Aim of the exercise: Drop every picture and give the entries back exactly.

Material supplied:
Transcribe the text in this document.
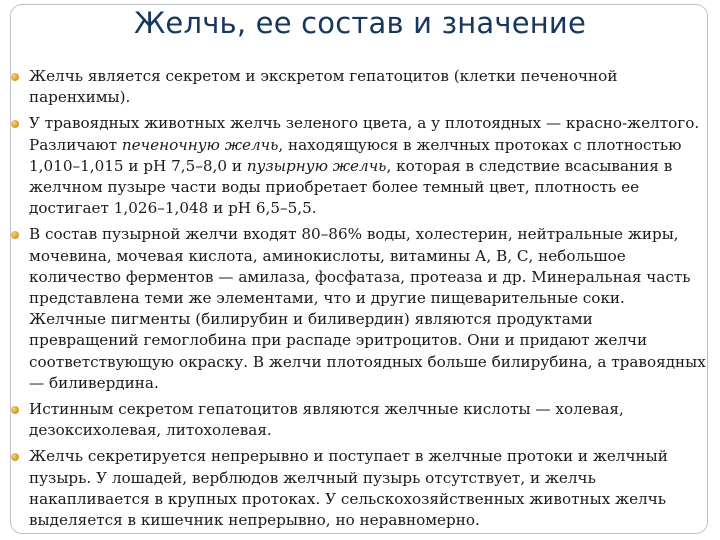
Желчь, ее состав и значение
Желчь является секретом и экскретом гепатоцитов (клетки печеночной паренхимы).
У травоядных животных желчь зеленого цвета, а у плотоядных — красно-желтого. Различают печеночную желчь, находящуюся в желчных протоках с плотностью 1,010–1,015 и рН 7,5–8,0 и пузырную желчь, которая в следствие всасывания в желчном пузыре части воды приобретает более темный цвет, плотность ее достигает 1,026–1,048 и рН 6,5–5,5.
В состав пузырной желчи входят 80–86% воды, холестерин, нейтральные жиры, мочевина, мочевая кислота, аминокислоты, витамины А, В, С, небольшое количество ферментов — амилаза, фосфатаза, протеаза и др. Минеральная часть представлена теми же элементами, что и другие пищеварительные соки. Желчные пигменты (билирубин и биливердин) являются продуктами превращений гемоглобина при распаде эритроцитов. Они и придают желчи соответствующую окраску. В желчи плотоядных больше билирубина, а травоядных — биливердина.
Истинным секретом гепатоцитов являются желчные кислоты — холевая, дезоксихолевая, литохолевая.
Желчь секретируется непрерывно и поступает в желчные протоки и желчный пузырь. У лошадей, верблюдов желчный пузырь отсутствует, и желчь накапливается в крупных протоках. У сельскохозяйственных животных желчь выделяется в кишечник непрерывно, но неравномерно.
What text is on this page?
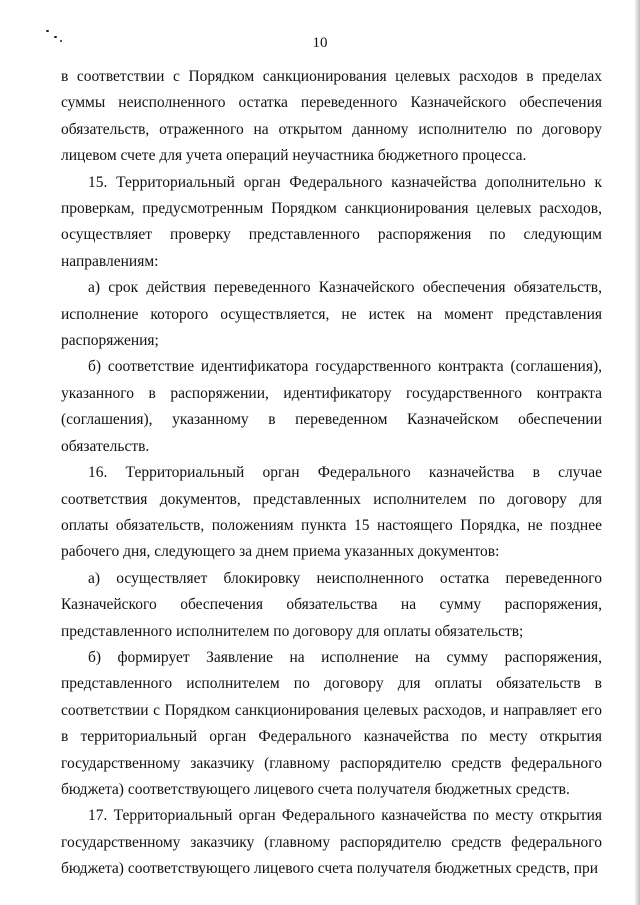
10

в соответствии с Порядком санкционирования целевых расходов в пределах суммы неисполненного остатка переведенного Казначейского обеспечения обязательств, отраженного на открытом данному исполнителю по договору лицевом счете для учета операций неучастника бюджетного процесса.

15. Территориальный орган Федерального казначейства дополнительно к проверкам, предусмотренным Порядком санкционирования целевых расходов, осуществляет проверку представленного распоряжения по следующим направлениям:

а) срок действия переведенного Казначейского обеспечения обязательств, исполнение которого осуществляется, не истек на момент представления распоряжения;

б) соответствие идентификатора государственного контракта (соглашения), указанного в распоряжении, идентификатору государственного контракта (соглашения), указанному в переведенном Казначейском обеспечении обязательств.

16. Территориальный орган Федерального казначейства в случае соответствия документов, представленных исполнителем по договору для оплаты обязательств, положениям пункта 15 настоящего Порядка, не позднее рабочего дня, следующего за днем приема указанных документов:

а) осуществляет блокировку неисполненного остатка переведенного Казначейского обеспечения обязательства на сумму распоряжения, представленного исполнителем по договору для оплаты обязательств;

б) формирует Заявление на исполнение на сумму распоряжения, представленного исполнителем по договору для оплаты обязательств в соответствии с Порядком санкционирования целевых расходов, и направляет его в территориальный орган Федерального казначейства по месту открытия государственному заказчику (главному распорядителю средств федерального бюджета) соответствующего лицевого счета получателя бюджетных средств.

17. Территориальный орган Федерального казначейства по месту открытия государственному заказчику (главному распорядителю средств федерального бюджета) соответствующего лицевого счета получателя бюджетных средств, при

Solution:
Transcribe the text in this document.
Желчь, ее состав и значение
Желчь является секретом и экскретом гепатоцитов (клетки печеночной паренхимы).
У травоядных животных желчь зеленого цвета, а у плотоядных — красно-желтого. Различают печеночную желчь, находящуюся в желчных протоках с плотностью 1,010–1,015 и рН 7,5–8,0 и пузырную желчь, которая в следствие всасывания в желчном пузыре части воды приобретает более темный цвет, плотность ее достигает 1,026–1,048 и рН 6,5–5,5.
В состав пузырной желчи входят 80–86% воды, холестерин, нейтральные жиры, мочевина, мочевая кислота, аминокислоты, витамины А, В, С, небольшое количество ферментов — амилаза, фосфатаза, протеаза и др. Минеральная часть представлена теми же элементами, что и другие пищеварительные соки. Желчные пигменты (билирубин и биливердин) являются продуктами превращений гемоглобина при распаде эритроцитов. Они и придают желчи соответствующую окраску. В желчи плотоядных больше билирубина, а травоядных — биливердина.
Истинным секретом гепатоцитов являются желчные кислоты — холевая, дезоксихолевая, литохолевая.
Желчь секретируется непрерывно и поступает в желчные протоки и желчный пузырь. У лошадей, верблюдов желчный пузырь отсутствует, и желчь накапливается в крупных протоках. У сельскохозяйственных животных желчь выделяется в кишечник непрерывно, но неравномерно.
What text is on this page?
10

в соответствии с Порядком санкционирования целевых расходов в пределах суммы неисполненного остатка переведенного Казначейского обеспечения обязательств, отраженного на открытом данному исполнителю по договору лицевом счете для учета операций неучастника бюджетного процесса.

15. Территориальный орган Федерального казначейства дополнительно к проверкам, предусмотренным Порядком санкционирования целевых расходов, осуществляет проверку представленного распоряжения по следующим направлениям:

а) срок действия переведенного Казначейского обеспечения обязательств, исполнение которого осуществляется, не истек на момент представления распоряжения;

б) соответствие идентификатора государственного контракта (соглашения), указанного в распоряжении, идентификатору государственного контракта (соглашения), указанному в переведенном Казначейском обеспечении обязательств.

16. Территориальный орган Федерального казначейства в случае соответствия документов, представленных исполнителем по договору для оплаты обязательств, положениям пункта 15 настоящего Порядка, не позднее рабочего дня, следующего за днем приема указанных документов:

а) осуществляет блокировку неисполненного остатка переведенного Казначейского обеспечения обязательства на сумму распоряжения, представленного исполнителем по договору для оплаты обязательств;

б) формирует Заявление на исполнение на сумму распоряжения, представленного исполнителем по договору для оплаты обязательств в соответствии с Порядком санкционирования целевых расходов, и направляет его в территориальный орган Федерального казначейства по месту открытия государственному заказчику (главному распорядителю средств федерального бюджета) соответствующего лицевого счета получателя бюджетных средств.

17. Территориальный орган Федерального казначейства по месту открытия государственному заказчику (главному распорядителю средств федерального бюджета) соответствующего лицевого счета получателя бюджетных средств, при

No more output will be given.